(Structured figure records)
Start

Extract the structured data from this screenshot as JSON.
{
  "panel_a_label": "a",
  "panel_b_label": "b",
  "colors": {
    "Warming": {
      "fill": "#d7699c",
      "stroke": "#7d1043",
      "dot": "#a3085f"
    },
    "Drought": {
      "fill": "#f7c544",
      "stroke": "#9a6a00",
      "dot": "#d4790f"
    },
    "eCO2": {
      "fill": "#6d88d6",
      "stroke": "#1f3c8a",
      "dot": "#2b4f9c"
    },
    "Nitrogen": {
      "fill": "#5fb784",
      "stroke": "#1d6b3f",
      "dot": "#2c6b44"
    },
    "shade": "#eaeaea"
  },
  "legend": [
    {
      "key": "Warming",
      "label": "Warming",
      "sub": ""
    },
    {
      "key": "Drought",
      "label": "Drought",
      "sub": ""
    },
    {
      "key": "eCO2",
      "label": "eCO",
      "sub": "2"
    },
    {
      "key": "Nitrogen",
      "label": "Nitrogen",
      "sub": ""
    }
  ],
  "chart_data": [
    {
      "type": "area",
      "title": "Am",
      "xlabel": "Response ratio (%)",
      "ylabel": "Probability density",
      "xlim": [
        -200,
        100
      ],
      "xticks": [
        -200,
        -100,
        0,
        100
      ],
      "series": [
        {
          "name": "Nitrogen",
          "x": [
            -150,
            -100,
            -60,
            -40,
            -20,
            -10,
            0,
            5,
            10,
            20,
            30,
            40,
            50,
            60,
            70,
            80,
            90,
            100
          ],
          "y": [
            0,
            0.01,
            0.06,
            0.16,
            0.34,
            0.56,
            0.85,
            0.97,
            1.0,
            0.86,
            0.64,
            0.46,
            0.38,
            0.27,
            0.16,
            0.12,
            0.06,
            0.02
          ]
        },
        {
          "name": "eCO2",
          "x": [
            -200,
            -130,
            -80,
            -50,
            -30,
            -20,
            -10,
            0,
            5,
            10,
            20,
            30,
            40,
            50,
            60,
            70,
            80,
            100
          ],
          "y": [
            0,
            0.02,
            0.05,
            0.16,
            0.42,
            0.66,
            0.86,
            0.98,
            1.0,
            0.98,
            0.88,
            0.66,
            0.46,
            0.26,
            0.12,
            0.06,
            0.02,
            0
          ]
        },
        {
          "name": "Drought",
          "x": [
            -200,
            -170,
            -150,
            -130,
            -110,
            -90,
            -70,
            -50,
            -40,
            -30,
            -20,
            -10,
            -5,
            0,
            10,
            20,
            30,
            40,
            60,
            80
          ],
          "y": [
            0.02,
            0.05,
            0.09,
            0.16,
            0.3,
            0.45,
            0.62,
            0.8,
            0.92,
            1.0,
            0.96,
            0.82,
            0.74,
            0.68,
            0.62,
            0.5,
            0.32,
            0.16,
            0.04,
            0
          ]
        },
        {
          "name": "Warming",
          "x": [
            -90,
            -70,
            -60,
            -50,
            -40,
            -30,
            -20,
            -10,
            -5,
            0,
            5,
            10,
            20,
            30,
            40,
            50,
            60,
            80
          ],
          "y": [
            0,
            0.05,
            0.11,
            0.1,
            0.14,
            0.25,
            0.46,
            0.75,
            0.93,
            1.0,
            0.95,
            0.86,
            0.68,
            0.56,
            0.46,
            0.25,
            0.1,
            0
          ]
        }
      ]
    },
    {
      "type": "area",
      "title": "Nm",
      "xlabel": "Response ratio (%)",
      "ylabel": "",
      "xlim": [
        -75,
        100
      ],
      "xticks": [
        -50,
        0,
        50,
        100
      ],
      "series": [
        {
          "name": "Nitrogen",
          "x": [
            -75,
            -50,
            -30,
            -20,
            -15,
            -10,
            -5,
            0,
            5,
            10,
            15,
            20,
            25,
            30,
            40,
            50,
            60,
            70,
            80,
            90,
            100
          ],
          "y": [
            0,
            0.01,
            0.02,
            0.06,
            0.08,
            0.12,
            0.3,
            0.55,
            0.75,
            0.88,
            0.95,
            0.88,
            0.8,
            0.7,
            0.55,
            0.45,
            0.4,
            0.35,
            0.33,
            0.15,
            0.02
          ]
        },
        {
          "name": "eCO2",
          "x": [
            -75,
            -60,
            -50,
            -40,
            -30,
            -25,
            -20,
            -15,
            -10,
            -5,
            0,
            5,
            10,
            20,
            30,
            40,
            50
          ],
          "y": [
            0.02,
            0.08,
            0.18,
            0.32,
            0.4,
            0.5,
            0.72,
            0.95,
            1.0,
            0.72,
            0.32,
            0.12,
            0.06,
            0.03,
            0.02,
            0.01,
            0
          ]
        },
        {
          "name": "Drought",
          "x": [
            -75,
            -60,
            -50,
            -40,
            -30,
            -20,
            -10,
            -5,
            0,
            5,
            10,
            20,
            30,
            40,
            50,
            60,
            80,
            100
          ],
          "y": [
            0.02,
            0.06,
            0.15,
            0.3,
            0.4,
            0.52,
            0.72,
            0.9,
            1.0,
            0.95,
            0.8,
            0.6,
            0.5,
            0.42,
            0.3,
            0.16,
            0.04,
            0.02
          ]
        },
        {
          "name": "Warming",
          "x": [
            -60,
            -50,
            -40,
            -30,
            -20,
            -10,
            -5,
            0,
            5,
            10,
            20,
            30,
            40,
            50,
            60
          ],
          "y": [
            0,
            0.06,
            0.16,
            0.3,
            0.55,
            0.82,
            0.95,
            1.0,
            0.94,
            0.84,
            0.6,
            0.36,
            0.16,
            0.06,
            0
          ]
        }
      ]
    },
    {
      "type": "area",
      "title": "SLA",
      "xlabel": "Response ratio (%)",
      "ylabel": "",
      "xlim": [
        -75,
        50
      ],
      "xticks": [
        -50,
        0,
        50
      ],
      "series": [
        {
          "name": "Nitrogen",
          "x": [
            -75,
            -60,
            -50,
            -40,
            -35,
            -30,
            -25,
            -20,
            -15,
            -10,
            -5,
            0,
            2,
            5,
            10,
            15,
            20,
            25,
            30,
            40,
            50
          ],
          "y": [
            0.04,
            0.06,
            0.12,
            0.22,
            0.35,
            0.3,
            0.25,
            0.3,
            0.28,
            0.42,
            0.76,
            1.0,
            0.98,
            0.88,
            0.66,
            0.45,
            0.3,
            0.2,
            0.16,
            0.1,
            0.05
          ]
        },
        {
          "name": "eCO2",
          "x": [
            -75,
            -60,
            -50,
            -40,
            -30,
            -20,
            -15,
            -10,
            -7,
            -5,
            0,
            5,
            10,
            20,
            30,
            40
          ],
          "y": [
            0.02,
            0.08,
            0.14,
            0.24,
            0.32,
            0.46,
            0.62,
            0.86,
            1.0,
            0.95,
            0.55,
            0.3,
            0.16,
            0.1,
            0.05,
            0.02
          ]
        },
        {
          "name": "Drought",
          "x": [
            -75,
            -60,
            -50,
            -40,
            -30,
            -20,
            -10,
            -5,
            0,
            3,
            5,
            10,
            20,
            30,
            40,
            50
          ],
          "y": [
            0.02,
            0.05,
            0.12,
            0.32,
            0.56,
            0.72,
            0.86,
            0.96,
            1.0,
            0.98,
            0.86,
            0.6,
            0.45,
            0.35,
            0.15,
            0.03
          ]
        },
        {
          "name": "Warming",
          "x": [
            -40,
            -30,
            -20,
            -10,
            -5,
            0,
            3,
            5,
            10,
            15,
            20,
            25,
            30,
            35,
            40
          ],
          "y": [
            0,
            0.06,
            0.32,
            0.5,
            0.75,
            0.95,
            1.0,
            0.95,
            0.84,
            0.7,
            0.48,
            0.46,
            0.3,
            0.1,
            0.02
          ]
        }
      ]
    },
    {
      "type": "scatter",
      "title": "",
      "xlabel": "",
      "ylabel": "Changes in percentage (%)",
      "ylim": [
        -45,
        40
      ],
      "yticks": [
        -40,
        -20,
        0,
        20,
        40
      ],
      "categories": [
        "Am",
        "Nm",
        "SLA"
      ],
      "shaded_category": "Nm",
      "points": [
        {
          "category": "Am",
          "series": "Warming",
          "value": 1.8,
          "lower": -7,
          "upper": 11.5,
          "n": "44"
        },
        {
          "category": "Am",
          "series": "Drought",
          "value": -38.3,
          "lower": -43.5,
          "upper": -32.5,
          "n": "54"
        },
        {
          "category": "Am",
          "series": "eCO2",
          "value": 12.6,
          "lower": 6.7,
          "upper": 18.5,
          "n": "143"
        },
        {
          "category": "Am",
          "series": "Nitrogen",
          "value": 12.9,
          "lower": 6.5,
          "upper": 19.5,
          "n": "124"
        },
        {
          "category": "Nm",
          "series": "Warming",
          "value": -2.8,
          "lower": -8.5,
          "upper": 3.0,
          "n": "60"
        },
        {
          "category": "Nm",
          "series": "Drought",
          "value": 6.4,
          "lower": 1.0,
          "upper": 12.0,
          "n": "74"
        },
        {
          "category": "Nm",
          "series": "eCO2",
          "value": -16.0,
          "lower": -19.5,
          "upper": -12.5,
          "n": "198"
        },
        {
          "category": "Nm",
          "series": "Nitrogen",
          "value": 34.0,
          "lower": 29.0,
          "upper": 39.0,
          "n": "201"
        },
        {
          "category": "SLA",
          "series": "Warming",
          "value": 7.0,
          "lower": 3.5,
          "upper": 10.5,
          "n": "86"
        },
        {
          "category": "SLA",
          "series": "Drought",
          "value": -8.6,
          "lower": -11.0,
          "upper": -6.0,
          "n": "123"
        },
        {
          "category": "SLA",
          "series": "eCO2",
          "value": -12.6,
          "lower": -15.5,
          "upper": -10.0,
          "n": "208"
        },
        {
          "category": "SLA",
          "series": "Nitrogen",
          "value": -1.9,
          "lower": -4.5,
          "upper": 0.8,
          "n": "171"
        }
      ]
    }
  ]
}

End

Look for "lower" and pull out every line that has it.

■ Written answer:
          "lower": -7,
          "lower": -43.5,
          "lower": 6.7,
          "lower": 6.5,
          "lower": -8.5,
          "lower": 1.0,
          "lower": -19.5,
          "lower": 29.0,
          "lower": 3.5,
          "lower": -11.0,
          "lower": -15.5,
          "lower": -4.5,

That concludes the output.